** Begin Material for this exercise **
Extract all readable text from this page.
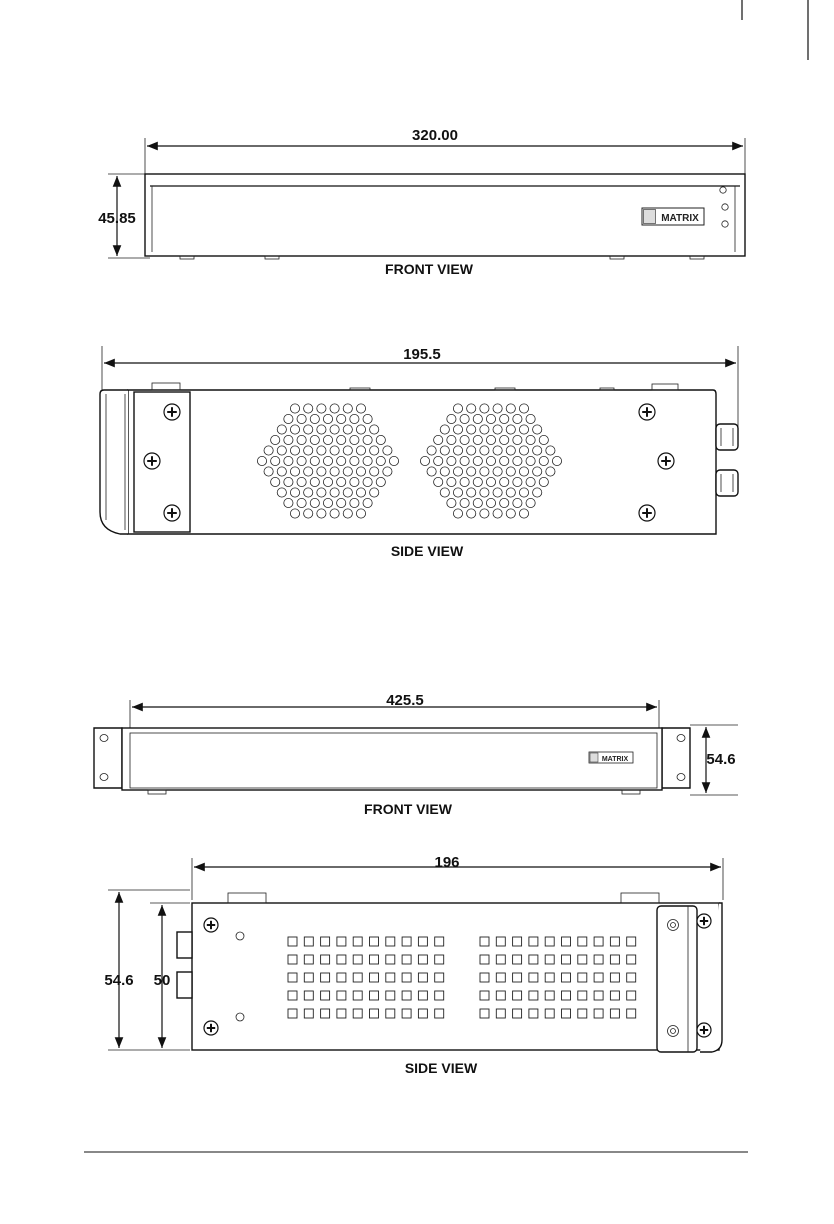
320.00
45.85	MATRIX
FRONT VIEW
195.5
SIDE VIEW
425.5
54.6
MATRIX
FRONT VIEW
196
54.6 50
SIDE VIEW
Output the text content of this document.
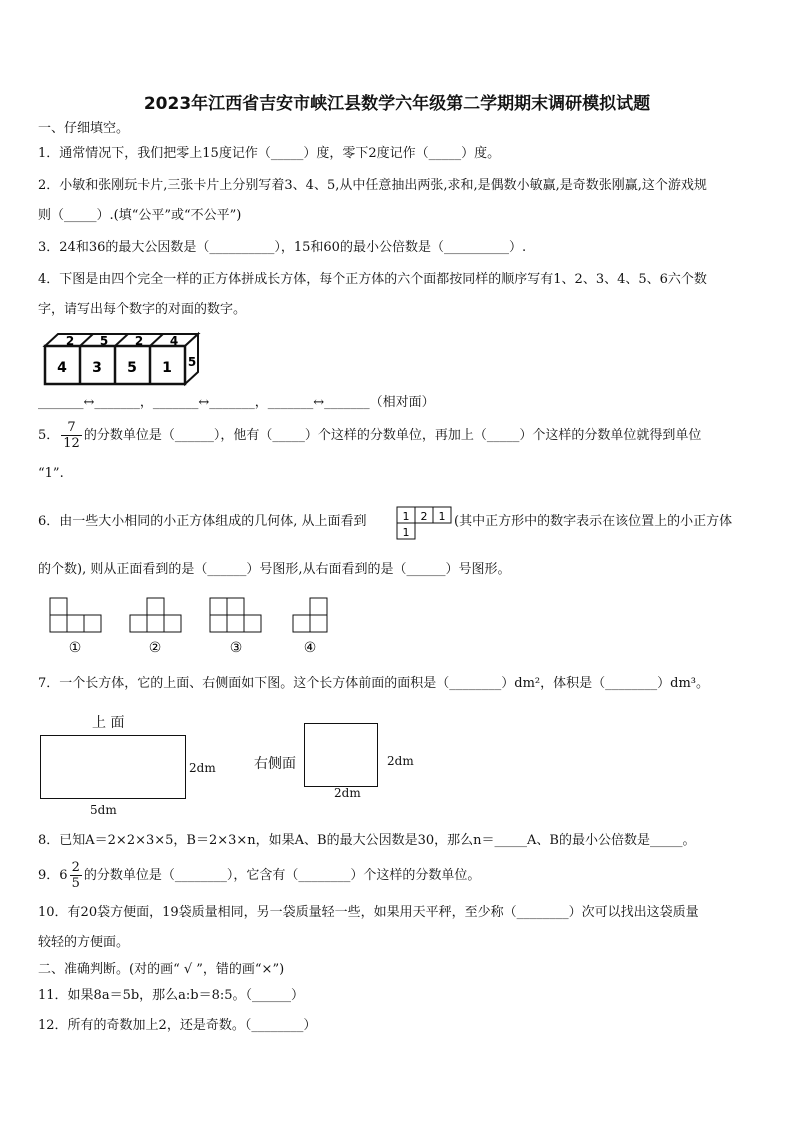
2023年江西省吉安市峡江县数学六年级第二学期期末调研模拟试题
一、仔细填空。
1．通常情况下，我们把零上15度记作（_____）度，零下2度记作（_____）度。
2．小敏和张刚玩卡片,三张卡片上分别写着3、4、5,从中任意抽出两张,求和,是偶数小敏赢,是奇数张刚赢,这个游戏规
则（_____）.(填“公平”或“不公平”)
3．24和36的最大公因数是（__________），15和60的最小公倍数是（__________）.
4．下图是由四个完全一样的正方体拼成长方体，每个正方体的六个面都按同样的顺序写有1、2、3、4、5、6六个数
字，请写出每个数字的对面的数字。
4 3 5 1
2 5 2 4
5
_______↔_______，_______↔_______，_______↔_______（相对面）
5． $\frac{7}{12}$ 的分数单位是（______），他有（_____）个这样的分数单位，再加上（_____）个这样的分数单位就得到单位
“1”.
6．由一些大小相同的小正方体组成的几何体, 从上面看到	1 2 1
1
(其中正方形中的数字表示在该位置上的小正方体
的个数), 则从正面看到的是（______）号图形,从右面看到的是（______）号图形。
①	②	③	④
7．一个长方体，它的上面、右侧面如下图。这个长方体前面的面积是（________）dm²，体积是（________）dm³。
上 面
2dm
5dm
右侧面	2dm
2dm
8．已知A＝2×2×3×5，B＝2×3×n，如果A、B的最大公因数是30，那么n＝_____A、B的最小公倍数是_____。
9．$6 \frac{2}{5}$ 的分数单位是（________），它含有（________）个这样的分数单位。
10．有20袋方便面，19袋质量相同，另一袋质量轻一些，如果用天平秤，至少称（________）次可以找出这袋质量
较轻的方便面。
二、准确判断。(对的画“ √ ”，错的画“×”)
11．如果8a＝5b，那么a:b＝8:5。（______）
12．所有的奇数加上2，还是奇数。（________）
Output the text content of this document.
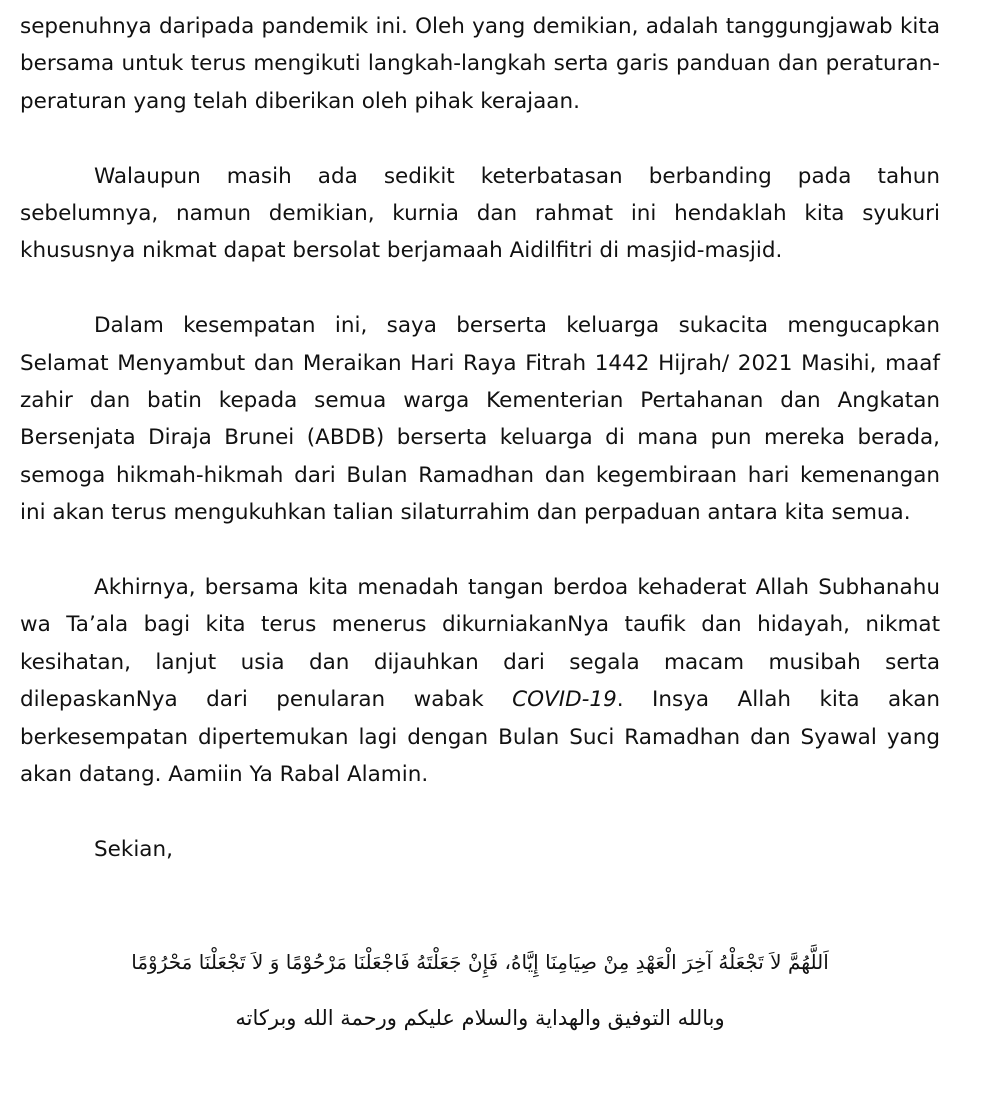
sepenuhnya daripada pandemik ini. Oleh yang demikian, adalah tanggungjawab kita bersama untuk terus mengikuti langkah-langkah serta garis panduan dan peraturan-peraturan yang telah diberikan oleh pihak kerajaan.

Walaupun masih ada sedikit keterbatasan berbanding pada tahun sebelumnya, namun demikian, kurnia dan rahmat ini hendaklah kita syukuri khususnya nikmat dapat bersolat berjamaah Aidilfitri di masjid-masjid.

Dalam kesempatan ini, saya berserta keluarga sukacita mengucapkan Selamat Menyambut dan Meraikan Hari Raya Fitrah 1442 Hijrah/ 2021 Masihi, maaf zahir dan batin kepada semua warga Kementerian Pertahanan dan Angkatan Bersenjata Diraja Brunei (ABDB) berserta keluarga di mana pun mereka berada, semoga hikmah-hikmah dari Bulan Ramadhan dan kegembiraan hari kemenangan ini akan terus mengukuhkan talian silaturrahim dan perpaduan antara kita semua.

Akhirnya, bersama kita menadah tangan berdoa kehaderat Allah Subhanahu wa Ta’ala bagi kita terus menerus dikurniakanNya taufik dan hidayah, nikmat kesihatan, lanjut usia dan dijauhkan dari segala macam musibah serta dilepaskanNya dari penularan wabak COVID-19. Insya Allah kita akan berkesempatan dipertemukan lagi dengan Bulan Suci Ramadhan dan Syawal yang akan datang. Aamiin Ya Rabal Alamin.

Sekian,

اَللَّهُمَّ لاَ تَجْعَلْهُ آخِرَ الْعَهْدِ مِنْ صِيَامِنَا إِيَّاهُ، فَإِنْ جَعَلْتَهُ فَاجْعَلْنَا مَرْحُوْمًا وَ لاَ تَجْعَلْنَا مَحْرُوْمًا

وبالله التوفيق والهداية والسلام عليكم ورحمة الله وبركاته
** End Material for this exercise **
> Stated goal:
Every line of the records that includes the word "frac" should be gathered.

> Full response:
5． $\frac{7}{12}$ 的分数单位是（______），他有（_____）个这样的分数单位，再加上（_____）个这样的分数单位就得到单位
9．$6 \frac{2}{5}$ 的分数单位是（________），它含有（________）个这样的分数单位。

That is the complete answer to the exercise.